What you have to do: From the listing below, pull each line that includes "their".

Supplied data:
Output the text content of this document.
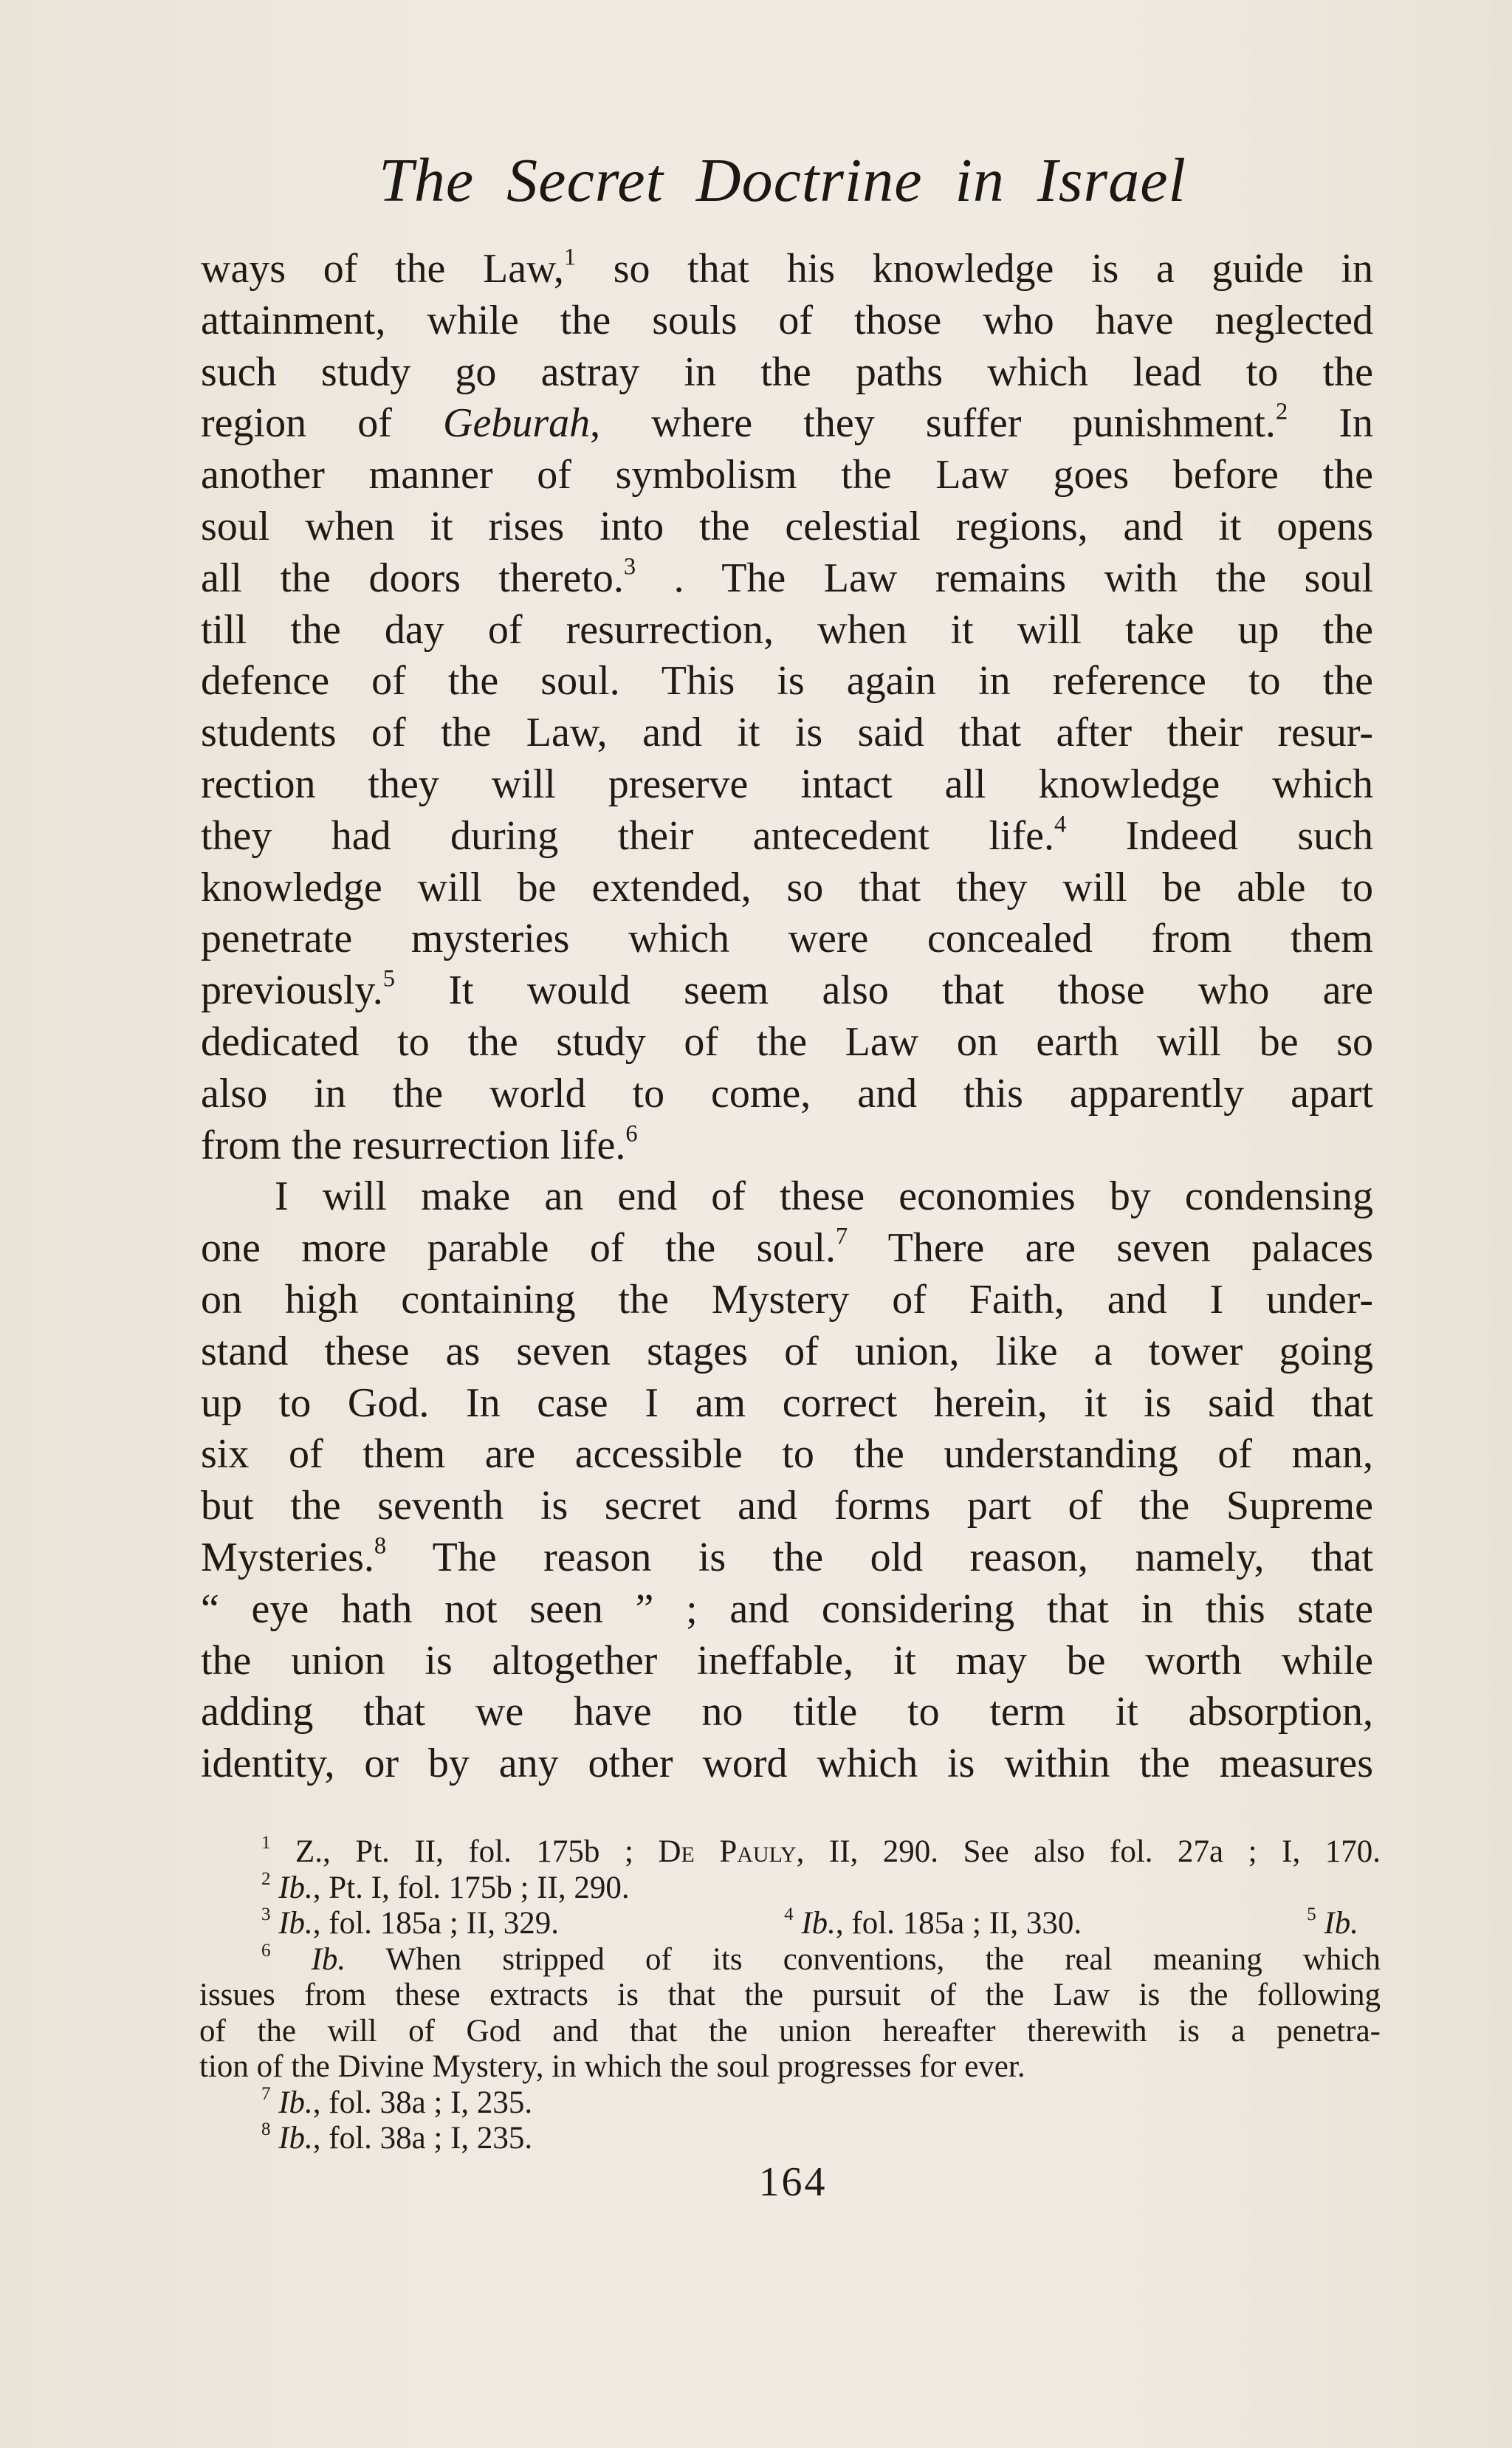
The Secret Doctrine in Israel
ways of the Law,$^1$ so that his knowledge is a guide in
attainment, while the souls of those who have neglected
such study go astray in the paths which lead to the
region of Geburah, where they suffer punishment.$^2$ In
another manner of symbolism the Law goes before the
soul when it rises into the celestial regions, and it opens
all the doors thereto.$^3$ . The Law remains with the soul
till the day of resurrection, when it will take up the
defence of the soul. This is again in reference to the
students of the Law, and it is said that after their resur-
rection they will preserve intact all knowledge which
they had during their antecedent life.$^4$ Indeed such
knowledge will be extended, so that they will be able to
penetrate mysteries which were concealed from them
previously.$^5$ It would seem also that those who are
dedicated to the study of the Law on earth will be so
also in the world to come, and this apparently apart
from the resurrection life.$^6$
I will make an end of these economies by condensing
one more parable of the soul.$^7$ There are seven palaces
on high containing the Mystery of Faith, and I under-
stand these as seven stages of union, like a tower going
up to God. In case I am correct herein, it is said that
six of them are accessible to the understanding of man,
but the seventh is secret and forms part of the Supreme
Mysteries.$^8$ The reason is the old reason, namely, that
“ eye hath not seen ” ; and considering that in this state
the union is altogether ineffable, it may be worth while
adding that we have no title to term it absorption,
identity, or by any other word which is within the measures
$^1$ Z., Pt. II, fol. 175b ; De Pauly, II, 290. See also fol. 27a ; I, 170.
$^2$ Ib., Pt. I, fol. 175b ; II, 290.
$^3$ Ib., fol. 185a ; II, 329.	$^4$ Ib., fol. 185a ; II, 330.	$^5$ Ib.
$^6$ Ib. When stripped of its conventions, the real meaning which
issues from these extracts is that the pursuit of the Law is the following
of the will of God and that the union hereafter therewith is a penetra-
tion of the Divine Mystery, in which the soul progresses for ever.
$^7$ Ib., fol. 38a ; I, 235.
$^8$ Ib., fol. 38a ; I, 235.
164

Result for this exercise:
students of the Law, and it is said that after their resur-
they had during their antecedent life.$^4$ Indeed such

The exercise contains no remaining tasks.